* start MATERIAL FOR THIS EXERCISE *
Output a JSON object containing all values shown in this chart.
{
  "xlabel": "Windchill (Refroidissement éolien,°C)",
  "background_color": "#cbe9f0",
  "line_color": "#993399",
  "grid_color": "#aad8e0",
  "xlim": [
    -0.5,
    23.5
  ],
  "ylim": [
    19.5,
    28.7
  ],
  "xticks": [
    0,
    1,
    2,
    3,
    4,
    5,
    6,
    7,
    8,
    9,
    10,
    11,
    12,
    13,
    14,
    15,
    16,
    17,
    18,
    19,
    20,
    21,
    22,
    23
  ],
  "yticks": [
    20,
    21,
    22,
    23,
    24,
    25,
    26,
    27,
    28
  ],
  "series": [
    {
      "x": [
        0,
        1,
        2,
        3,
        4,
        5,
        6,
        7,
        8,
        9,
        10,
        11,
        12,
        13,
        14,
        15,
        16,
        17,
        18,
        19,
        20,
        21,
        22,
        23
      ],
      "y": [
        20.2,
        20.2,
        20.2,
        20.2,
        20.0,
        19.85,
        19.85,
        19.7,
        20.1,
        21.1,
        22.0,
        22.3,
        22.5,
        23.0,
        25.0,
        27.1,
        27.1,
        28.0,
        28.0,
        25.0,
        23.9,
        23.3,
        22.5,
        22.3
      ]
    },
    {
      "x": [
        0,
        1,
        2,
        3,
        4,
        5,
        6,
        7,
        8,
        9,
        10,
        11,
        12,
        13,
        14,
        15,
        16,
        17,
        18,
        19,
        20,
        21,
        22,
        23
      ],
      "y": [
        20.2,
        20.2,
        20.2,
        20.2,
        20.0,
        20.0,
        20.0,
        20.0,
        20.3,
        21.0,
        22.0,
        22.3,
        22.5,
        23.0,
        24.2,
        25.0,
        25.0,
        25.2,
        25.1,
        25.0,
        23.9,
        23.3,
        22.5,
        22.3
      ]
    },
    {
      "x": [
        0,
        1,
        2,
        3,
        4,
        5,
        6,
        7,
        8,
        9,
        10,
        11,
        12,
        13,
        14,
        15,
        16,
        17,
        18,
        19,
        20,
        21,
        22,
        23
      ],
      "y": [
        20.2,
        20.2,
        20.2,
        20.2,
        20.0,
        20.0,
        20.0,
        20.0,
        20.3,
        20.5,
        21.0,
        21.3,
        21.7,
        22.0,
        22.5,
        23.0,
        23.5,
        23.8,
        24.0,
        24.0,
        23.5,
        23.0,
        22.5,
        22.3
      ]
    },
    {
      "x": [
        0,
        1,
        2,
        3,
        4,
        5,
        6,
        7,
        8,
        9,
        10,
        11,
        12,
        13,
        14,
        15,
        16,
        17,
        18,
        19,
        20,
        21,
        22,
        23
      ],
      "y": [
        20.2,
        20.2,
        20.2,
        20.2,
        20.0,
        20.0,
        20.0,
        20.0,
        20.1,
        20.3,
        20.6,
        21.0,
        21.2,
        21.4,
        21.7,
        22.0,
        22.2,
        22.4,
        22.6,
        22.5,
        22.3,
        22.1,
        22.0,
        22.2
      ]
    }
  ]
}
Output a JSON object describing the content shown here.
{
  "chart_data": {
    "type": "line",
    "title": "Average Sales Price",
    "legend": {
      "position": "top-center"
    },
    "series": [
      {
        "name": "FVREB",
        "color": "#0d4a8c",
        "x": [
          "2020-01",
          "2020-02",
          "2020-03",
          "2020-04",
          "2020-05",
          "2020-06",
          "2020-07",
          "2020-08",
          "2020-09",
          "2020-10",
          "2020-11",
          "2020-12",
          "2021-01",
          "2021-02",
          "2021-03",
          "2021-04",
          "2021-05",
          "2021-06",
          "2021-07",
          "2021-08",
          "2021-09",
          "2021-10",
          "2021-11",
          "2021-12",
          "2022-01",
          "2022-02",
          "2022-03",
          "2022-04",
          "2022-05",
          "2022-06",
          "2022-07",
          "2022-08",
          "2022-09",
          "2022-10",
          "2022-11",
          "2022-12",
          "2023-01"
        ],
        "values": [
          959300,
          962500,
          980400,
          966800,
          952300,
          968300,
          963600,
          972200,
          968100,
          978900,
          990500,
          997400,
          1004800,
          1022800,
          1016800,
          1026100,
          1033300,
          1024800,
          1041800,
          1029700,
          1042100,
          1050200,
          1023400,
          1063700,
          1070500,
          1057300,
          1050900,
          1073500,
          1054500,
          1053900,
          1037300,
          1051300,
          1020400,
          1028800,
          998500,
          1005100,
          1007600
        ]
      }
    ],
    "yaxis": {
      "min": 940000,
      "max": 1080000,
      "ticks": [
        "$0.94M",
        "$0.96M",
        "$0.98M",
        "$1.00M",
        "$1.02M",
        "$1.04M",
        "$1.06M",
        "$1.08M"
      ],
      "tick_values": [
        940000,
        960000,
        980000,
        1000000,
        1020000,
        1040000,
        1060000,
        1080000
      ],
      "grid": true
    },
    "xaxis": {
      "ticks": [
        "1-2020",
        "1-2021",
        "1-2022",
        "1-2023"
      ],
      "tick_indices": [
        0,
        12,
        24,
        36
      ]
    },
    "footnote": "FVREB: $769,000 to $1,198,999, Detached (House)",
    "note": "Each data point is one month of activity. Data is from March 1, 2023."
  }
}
* end MATERIAL FOR THIS EXERCISE *
Reproduce the listing shown above in its entirety, exactly.

• [SOLUTION TO THE EXERCISE]:
Output a JSON object containing all values shown in this chart.
{
  "xlabel": "Windchill (Refroidissement éolien,°C)",
  "background_color": "#cbe9f0",
  "line_color": "#993399",
  "grid_color": "#aad8e0",
  "xlim": [
    -0.5,
    23.5
  ],
  "ylim": [
    19.5,
    28.7
  ],
  "xticks": [
    0,
    1,
    2,
    3,
    4,
    5,
    6,
    7,
    8,
    9,
    10,
    11,
    12,
    13,
    14,
    15,
    16,
    17,
    18,
    19,
    20,
    21,
    22,
    23
  ],
  "yticks": [
    20,
    21,
    22,
    23,
    24,
    25,
    26,
    27,
    28
  ],
  "series": [
    {
      "x": [
        0,
        1,
        2,
        3,
        4,
        5,
        6,
        7,
        8,
        9,
        10,
        11,
        12,
        13,
        14,
        15,
        16,
        17,
        18,
        19,
        20,
        21,
        22,
        23
      ],
      "y": [
        20.2,
        20.2,
        20.2,
        20.2,
        20.0,
        19.85,
        19.85,
        19.7,
        20.1,
        21.1,
        22.0,
        22.3,
        22.5,
        23.0,
        25.0,
        27.1,
        27.1,
        28.0,
        28.0,
        25.0,
        23.9,
        23.3,
        22.5,
        22.3
      ]
    },
    {
      "x": [
        0,
        1,
        2,
        3,
        4,
        5,
        6,
        7,
        8,
        9,
        10,
        11,
        12,
        13,
        14,
        15,
        16,
        17,
        18,
        19,
        20,
        21,
        22,
        23
      ],
      "y": [
        20.2,
        20.2,
        20.2,
        20.2,
        20.0,
        20.0,
        20.0,
        20.0,
        20.3,
        21.0,
        22.0,
        22.3,
        22.5,
        23.0,
        24.2,
        25.0,
        25.0,
        25.2,
        25.1,
        25.0,
        23.9,
        23.3,
        22.5,
        22.3
      ]
    },
    {
      "x": [
        0,
        1,
        2,
        3,
        4,
        5,
        6,
        7,
        8,
        9,
        10,
        11,
        12,
        13,
        14,
        15,
        16,
        17,
        18,
        19,
        20,
        21,
        22,
        23
      ],
      "y": [
        20.2,
        20.2,
        20.2,
        20.2,
        20.0,
        20.0,
        20.0,
        20.0,
        20.3,
        20.5,
        21.0,
        21.3,
        21.7,
        22.0,
        22.5,
        23.0,
        23.5,
        23.8,
        24.0,
        24.0,
        23.5,
        23.0,
        22.5,
        22.3
      ]
    },
    {
      "x": [
        0,
        1,
        2,
        3,
        4,
        5,
        6,
        7,
        8,
        9,
        10,
        11,
        12,
        13,
        14,
        15,
        16,
        17,
        18,
        19,
        20,
        21,
        22,
        23
      ],
      "y": [
        20.2,
        20.2,
        20.2,
        20.2,
        20.0,
        20.0,
        20.0,
        20.0,
        20.1,
        20.3,
        20.6,
        21.0,
        21.2,
        21.4,
        21.7,
        22.0,
        22.2,
        22.4,
        22.6,
        22.5,
        22.3,
        22.1,
        22.0,
        22.2
      ]
    }
  ]
}
Output a JSON object describing the content shown here.
{
  "chart_data": {
    "type": "line",
    "title": "Average Sales Price",
    "legend": {
      "position": "top-center"
    },
    "series": [
      {
        "name": "FVREB",
        "color": "#0d4a8c",
        "x": [
          "2020-01",
          "2020-02",
          "2020-03",
          "2020-04",
          "2020-05",
          "2020-06",
          "2020-07",
          "2020-08",
          "2020-09",
          "2020-10",
          "2020-11",
          "2020-12",
          "2021-01",
          "2021-02",
          "2021-03",
          "2021-04",
          "2021-05",
          "2021-06",
          "2021-07",
          "2021-08",
          "2021-09",
          "2021-10",
          "2021-11",
          "2021-12",
          "2022-01",
          "2022-02",
          "2022-03",
          "2022-04",
          "2022-05",
          "2022-06",
          "2022-07",
          "2022-08",
          "2022-09",
          "2022-10",
          "2022-11",
          "2022-12",
          "2023-01"
        ],
        "values": [
          959300,
          962500,
          980400,
          966800,
          952300,
          968300,
          963600,
          972200,
          968100,
          978900,
          990500,
          997400,
          1004800,
          1022800,
          1016800,
          1026100,
          1033300,
          1024800,
          1041800,
          1029700,
          1042100,
          1050200,
          1023400,
          1063700,
          1070500,
          1057300,
          1050900,
          1073500,
          1054500,
          1053900,
          1037300,
          1051300,
          1020400,
          1028800,
          998500,
          1005100,
          1007600
        ]
      }
    ],
    "yaxis": {
      "min": 940000,
      "max": 1080000,
      "ticks": [
        "$0.94M",
        "$0.96M",
        "$0.98M",
        "$1.00M",
        "$1.02M",
        "$1.04M",
        "$1.06M",
        "$1.08M"
      ],
      "tick_values": [
        940000,
        960000,
        980000,
        1000000,
        1020000,
        1040000,
        1060000,
        1080000
      ],
      "grid": true
    },
    "xaxis": {
      "ticks": [
        "1-2020",
        "1-2021",
        "1-2022",
        "1-2023"
      ],
      "tick_indices": [
        0,
        12,
        24,
        36
      ]
    },
    "footnote": "FVREB: $769,000 to $1,198,999, Detached (House)",
    "note": "Each data point is one month of activity. Data is from March 1, 2023."
  }
}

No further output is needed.